» **CHALLENGE**
Will you output the entries below exactly, skipping every image they contain?

— start DATA SUPPLIED —

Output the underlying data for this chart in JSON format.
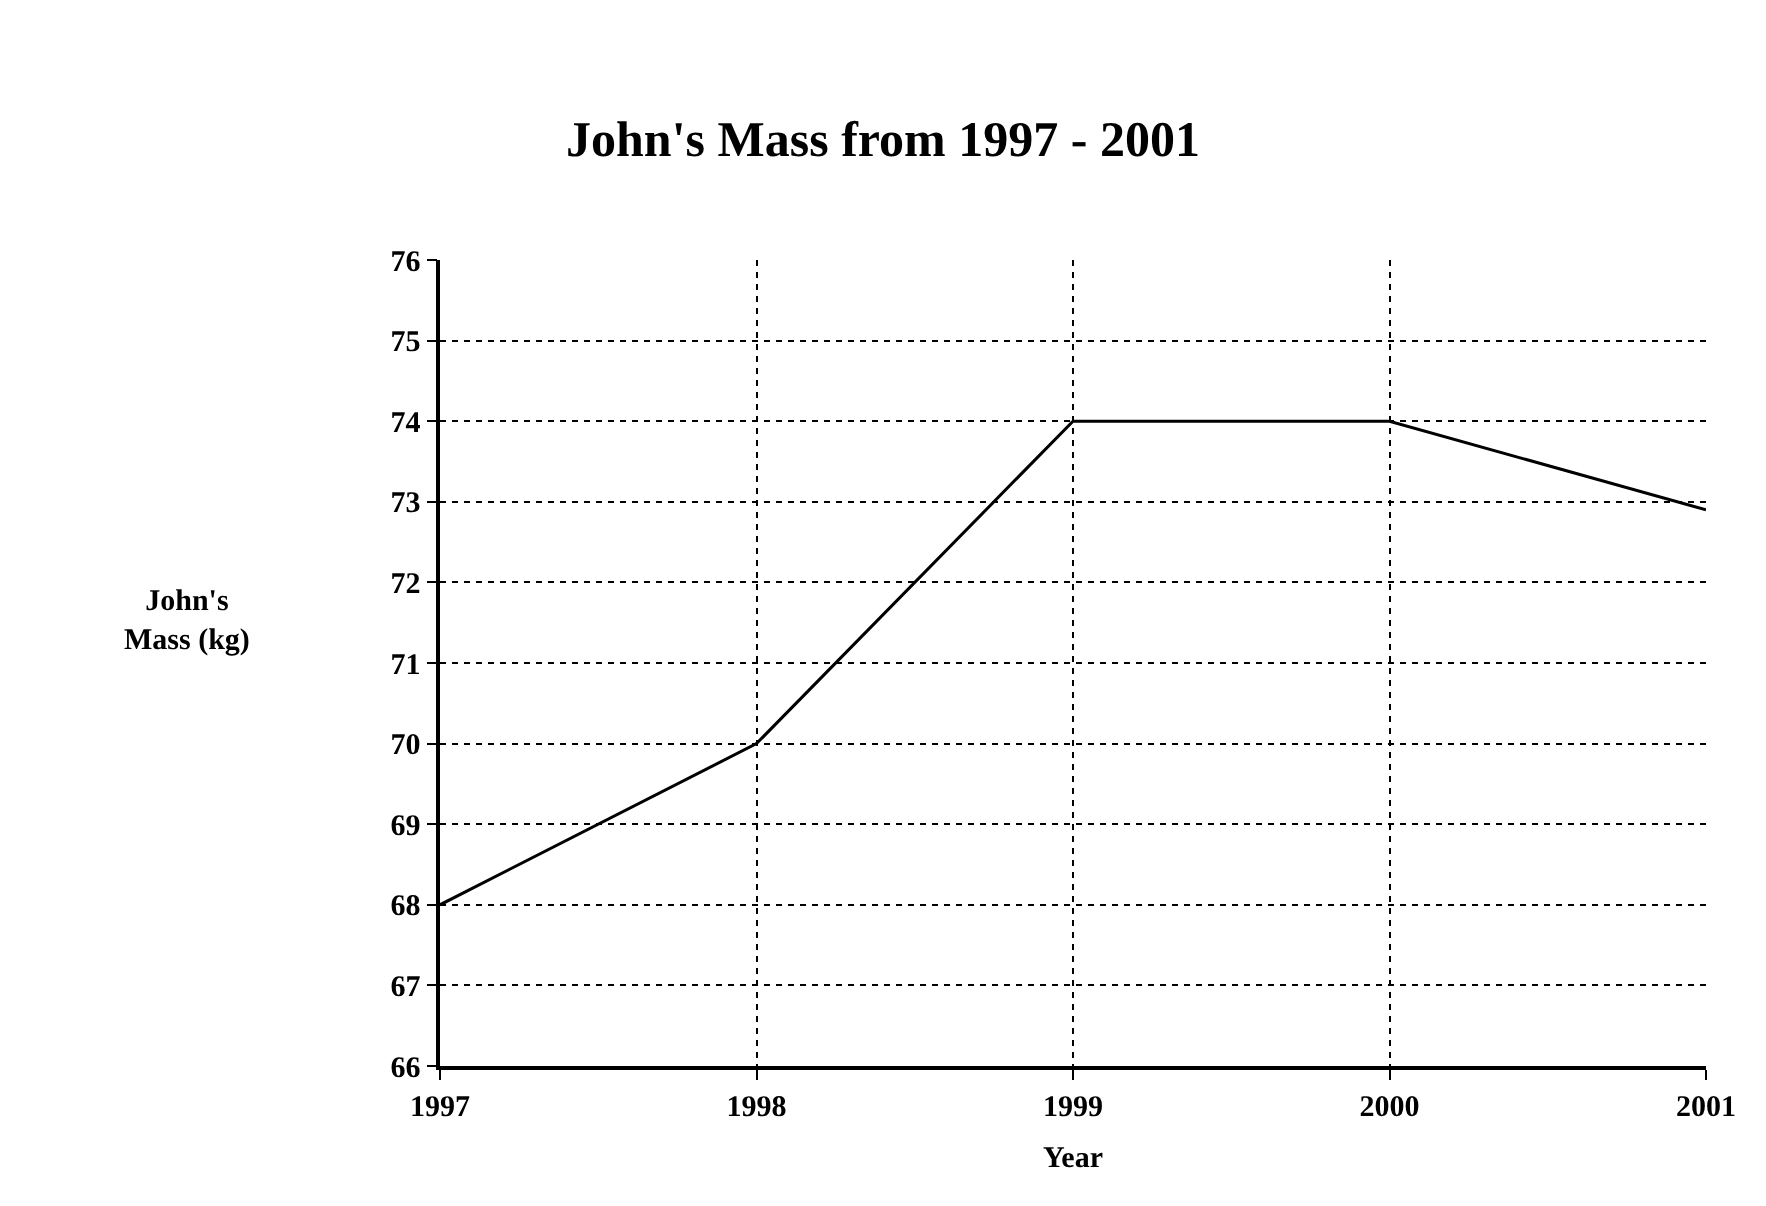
{
  "chart_data": {
    "type": "line",
    "title": "John's Mass from 1997 - 2001",
    "xlabel": "Year",
    "ylabel": "John's\nMass (kg)",
    "x": [
      1997,
      1998,
      1999,
      2000,
      2001
    ],
    "series": [
      {
        "color": "#000000",
        "values": [
          68,
          70,
          74,
          74,
          72.9
        ]
      }
    ],
    "xlim": [
      1997,
      2001
    ],
    "xticks": [
      1997,
      1998,
      1999,
      2000,
      2001
    ],
    "ylim": [
      66,
      76
    ],
    "yticks": [
      66,
      67,
      68,
      69,
      70,
      71,
      72,
      73,
      74,
      75,
      76
    ],
    "grid": true,
    "legend": false,
    "marker": "none",
    "line_style": "solid"
  }
}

— end DATA SUPPLIED —

» **TASK RESPONSE**
Output the underlying data for this chart in JSON format.
{
  "chart_data": {
    "type": "line",
    "title": "John's Mass from 1997 - 2001",
    "xlabel": "Year",
    "ylabel": "John's\nMass (kg)",
    "x": [
      1997,
      1998,
      1999,
      2000,
      2001
    ],
    "series": [
      {
        "color": "#000000",
        "values": [
          68,
          70,
          74,
          74,
          72.9
        ]
      }
    ],
    "xlim": [
      1997,
      2001
    ],
    "xticks": [
      1997,
      1998,
      1999,
      2000,
      2001
    ],
    "ylim": [
      66,
      76
    ],
    "yticks": [
      66,
      67,
      68,
      69,
      70,
      71,
      72,
      73,
      74,
      75,
      76
    ],
    "grid": true,
    "legend": false,
    "marker": "none",
    "line_style": "solid"
  }
}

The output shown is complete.